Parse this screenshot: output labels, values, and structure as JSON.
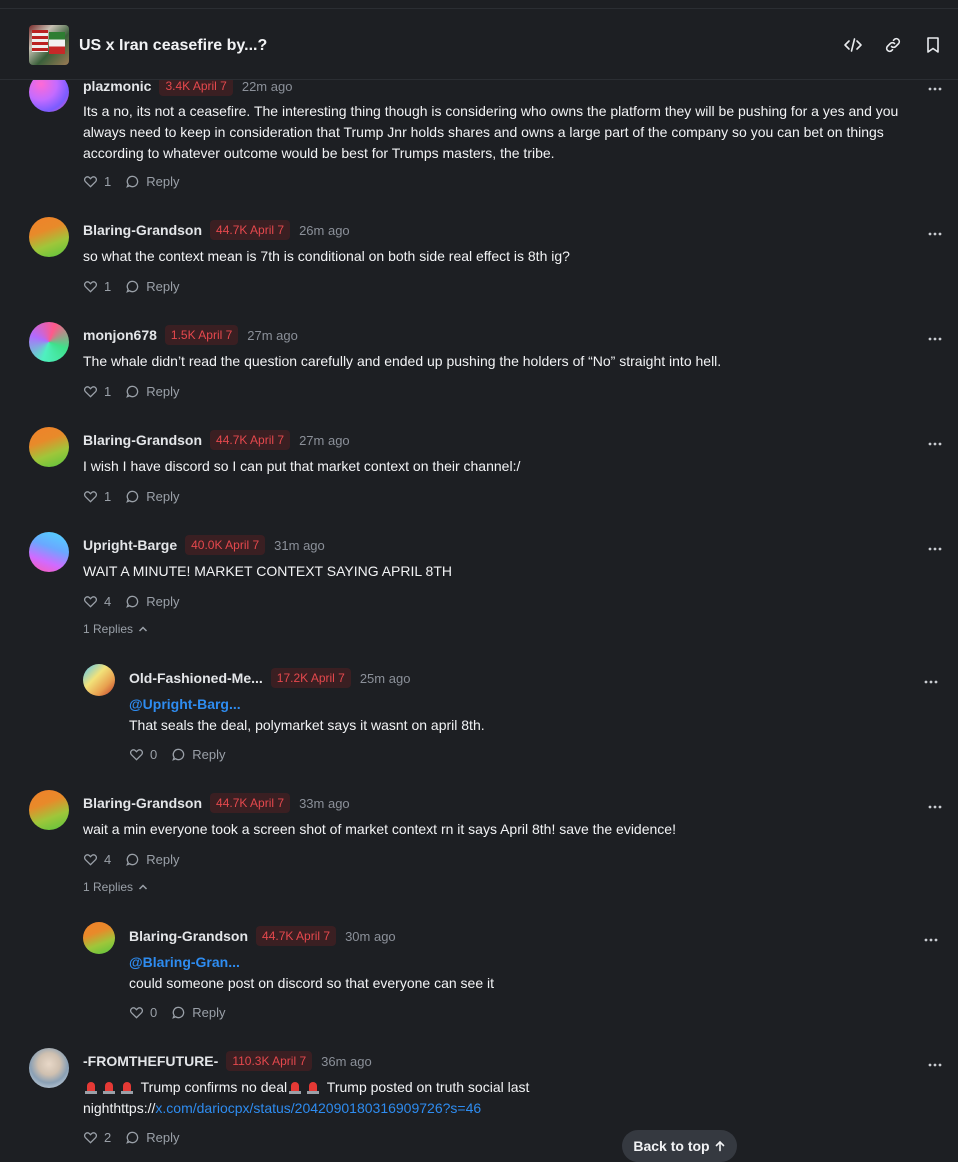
{
  "header": {
    "market_title": "US x Iran ceasefire by...?",
    "icons": [
      "embed-icon",
      "link-icon",
      "bookmark-icon"
    ]
  },
  "comments": [
    {
      "username": "plazmonic",
      "badge": "3.4K April 7",
      "time": "22m ago",
      "body": "Its a no, its not a ceasefire. The interesting thing though is considering who owns the platform they will be pushing for a yes and you always need to keep in consideration that Trump Jnr holds shares and owns a large part of the company so you can bet on things according to whatever outcome would be best for Trumps masters, the tribe.",
      "likes": "1",
      "reply_label": "Reply"
    },
    {
      "username": "Blaring-Grandson",
      "badge": "44.7K April 7",
      "time": "26m ago",
      "body": "so what the context mean is 7th is conditional on both side real effect is 8th ig?",
      "likes": "1",
      "reply_label": "Reply"
    },
    {
      "username": "monjon678",
      "badge": "1.5K April 7",
      "time": "27m ago",
      "body": "The whale didn’t read the question carefully and ended up pushing the holders of “No” straight into hell.",
      "likes": "1",
      "reply_label": "Reply"
    },
    {
      "username": "Blaring-Grandson",
      "badge": "44.7K April 7",
      "time": "27m ago",
      "body": "I wish I have discord so I can put that market context on their channel:/",
      "likes": "1",
      "reply_label": "Reply"
    },
    {
      "username": "Upright-Barge",
      "badge": "40.0K April 7",
      "time": "31m ago",
      "body": "WAIT A MINUTE! MARKET CONTEXT SAYING APRIL 8TH",
      "likes": "4",
      "reply_label": "Reply",
      "replies_toggle": "1 Replies",
      "reply": {
        "username": "Old-Fashioned-Me...",
        "badge": "17.2K April 7",
        "time": "25m ago",
        "mention": "@Upright-Barg...",
        "body": "That seals the deal, polymarket says it wasnt on april 8th.",
        "likes": "0",
        "reply_label": "Reply"
      }
    },
    {
      "username": "Blaring-Grandson",
      "badge": "44.7K April 7",
      "time": "33m ago",
      "body": "wait a min everyone took a screen shot of market context rn it says April 8th! save the evidence!",
      "likes": "4",
      "reply_label": "Reply",
      "replies_toggle": "1 Replies",
      "reply": {
        "username": "Blaring-Grandson",
        "badge": "44.7K April 7",
        "time": "30m ago",
        "mention": "@Blaring-Gran...",
        "body": "could someone post on discord so that everyone can see it",
        "likes": "0",
        "reply_label": "Reply"
      }
    },
    {
      "username": "-FROMTHEFUTURE-",
      "badge": "110.3K April 7",
      "time": "36m ago",
      "body_part1": " Trump confirms no deal",
      "body_part2": "  Trump posted on truth social last",
      "body_line2_prefix": "nighthttps://",
      "body_link": "x.com/dariocpx/status/2042090180316909726?s=46",
      "likes": "2",
      "reply_label": "Reply"
    }
  ],
  "back_to_top": "Back to top",
  "colors": {
    "background": "#1d1f23",
    "badge_text": "#e5484d",
    "badge_bg": "#3a1f22",
    "link": "#2e8cf0"
  }
}
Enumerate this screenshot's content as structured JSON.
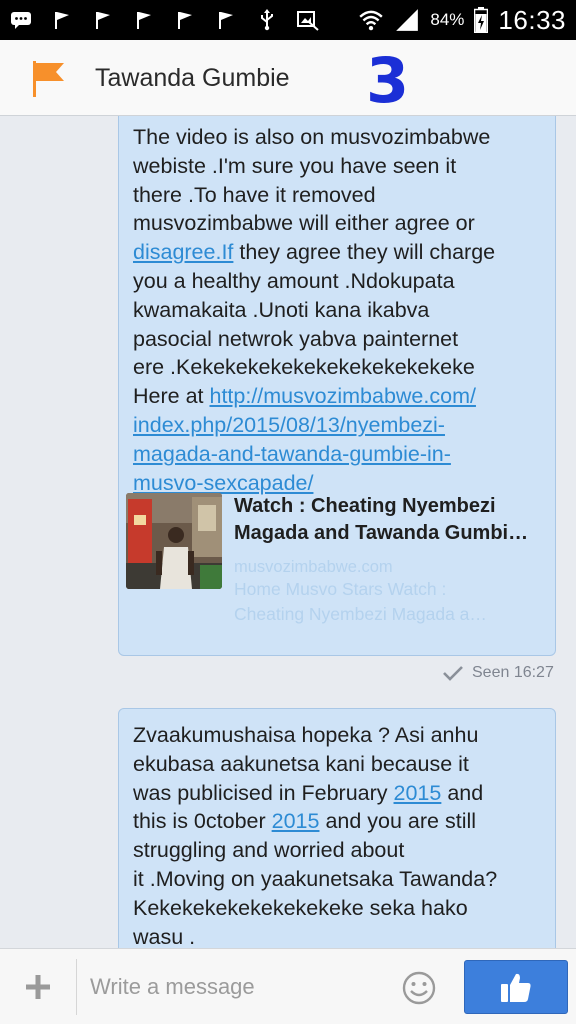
{
  "status_bar": {
    "battery_percent": "84%",
    "time": "16:33",
    "left_icons": [
      "chat-bubble-icon",
      "flag-icon",
      "flag-icon",
      "flag-icon",
      "flag-icon",
      "flag-icon",
      "usb-icon",
      "screenshot-icon"
    ],
    "right_icons": [
      "wifi-icon",
      "signal-icon",
      "battery-charging-icon"
    ]
  },
  "header": {
    "contact_name": "Tawanda Gumbie",
    "annotation_number": "3",
    "flag_color": "#f7902b"
  },
  "messages": [
    {
      "text_parts": [
        "The video is also on musvozimbabwe\nwebiste .I'm sure you have seen it\nthere .To have it removed\nmusvozimbabwe  will either agree or\n",
        "disagree.If",
        " they agree they will charge\nyou a healthy amount .Ndokupata\nkwamakaita .Unoti kana ikabva\npasocial netwrok yabva painternet\nere .Kekekekekekekekekekekekeke\nHere at  ",
        "http://musvozimbabwe.com/\nindex.php/2015/08/13/nyembezi-\nmagada-and-tawanda-gumbie-in-\nmusvo-sexcapade/"
      ],
      "link_preview": {
        "title": "Watch : Cheating Nyembezi\nMagada and Tawanda Gumbi…",
        "domain": "musvozimbabwe.com",
        "description": "Home Musvo Stars Watch :\nCheating Nyembezi Magada a…"
      },
      "seen_label": "Seen 16:27"
    },
    {
      "text_parts": [
        "Zvaakumushaisa hopeka ? Asi anhu\nekubasa aakunetsa kani because it\nwas publicised in February ",
        "2015",
        " and\nthis is 0ctober ",
        "2015",
        " and you are still\nstruggling and worried about\nit .Moving on yaakunetsaka Tawanda?\nKekekekekekekekekeke seka hako\nwasu ."
      ]
    }
  ],
  "composer": {
    "placeholder": "Write a message"
  },
  "colors": {
    "bubble": "#cfe3f7",
    "link": "#2d8bd4",
    "like_button": "#3d7fdc",
    "annotation": "#1b2fd6"
  }
}
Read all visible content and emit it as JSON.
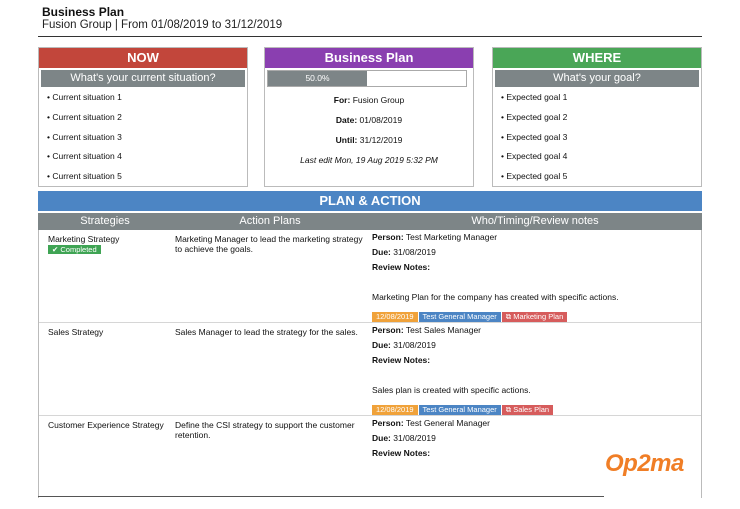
{
  "header": {
    "title": "Business Plan",
    "subtitle": "Fusion Group | From 01/08/2019 to 31/12/2019"
  },
  "now_panel": {
    "title": "NOW",
    "subtitle": "What's your current situation?",
    "color": "#c2463b",
    "items": [
      "Current situation 1",
      "Current situation 2",
      "Current situation 3",
      "Current situation 4",
      "Current situation 5"
    ]
  },
  "center_panel": {
    "title": "Business Plan",
    "color": "#8a3fb0",
    "progress_label": "50.0%",
    "progress_fraction": 0.5,
    "for_label": "For:",
    "for_value": "Fusion Group",
    "date_label": "Date:",
    "date_value": "01/08/2019",
    "until_label": "Until:",
    "until_value": "31/12/2019",
    "last_edit": "Last edit Mon, 19 Aug 2019 5:32 PM"
  },
  "where_panel": {
    "title": "WHERE",
    "subtitle": "What's your goal?",
    "color": "#4aa657",
    "items": [
      "Expected goal 1",
      "Expected goal 2",
      "Expected goal 3",
      "Expected goal 4",
      "Expected goal 5"
    ]
  },
  "plan": {
    "title": "PLAN & ACTION",
    "columns": [
      "Strategies",
      "Action Plans",
      "Who/Timing/Review notes"
    ],
    "person_label": "Person:",
    "due_label": "Due:",
    "notes_label": "Review Notes:",
    "rows": [
      {
        "strategy": "Marketing Strategy",
        "status": "✔ Completed",
        "action": "Marketing Manager to lead the marketing strategy to achieve the goals.",
        "person": "Test Marketing Manager",
        "due": "31/08/2019",
        "notes": "Marketing Plan for the company has created with specific actions.",
        "tag_date": "12/08/2019",
        "tag_person": "Test General Manager",
        "tag_link": "Marketing Plan"
      },
      {
        "strategy": "Sales Strategy",
        "action": "Sales Manager to lead the strategy for the sales.",
        "person": "Test Sales Manager",
        "due": "31/08/2019",
        "notes": "Sales plan is created with specific actions.",
        "tag_date": "12/08/2019",
        "tag_person": "Test General Manager",
        "tag_link": "Sales Plan"
      },
      {
        "strategy": "Customer Experience Strategy",
        "action": "Define the CSI strategy to support the customer retention.",
        "person": "Test General Manager",
        "due": "31/08/2019",
        "notes": ""
      }
    ]
  },
  "logo_text": "Op2ma"
}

[The exercise] Pull out the lines above in which the word "strategy" appears.

[Final result]
        "strategy": "Marketing Strategy",
        "action": "Marketing Manager to lead the marketing strategy to achieve the goals.",
        "strategy": "Sales Strategy",
        "action": "Sales Manager to lead the strategy for the sales.",
        "strategy": "Customer Experience Strategy",
        "action": "Define the CSI strategy to support the customer retention.",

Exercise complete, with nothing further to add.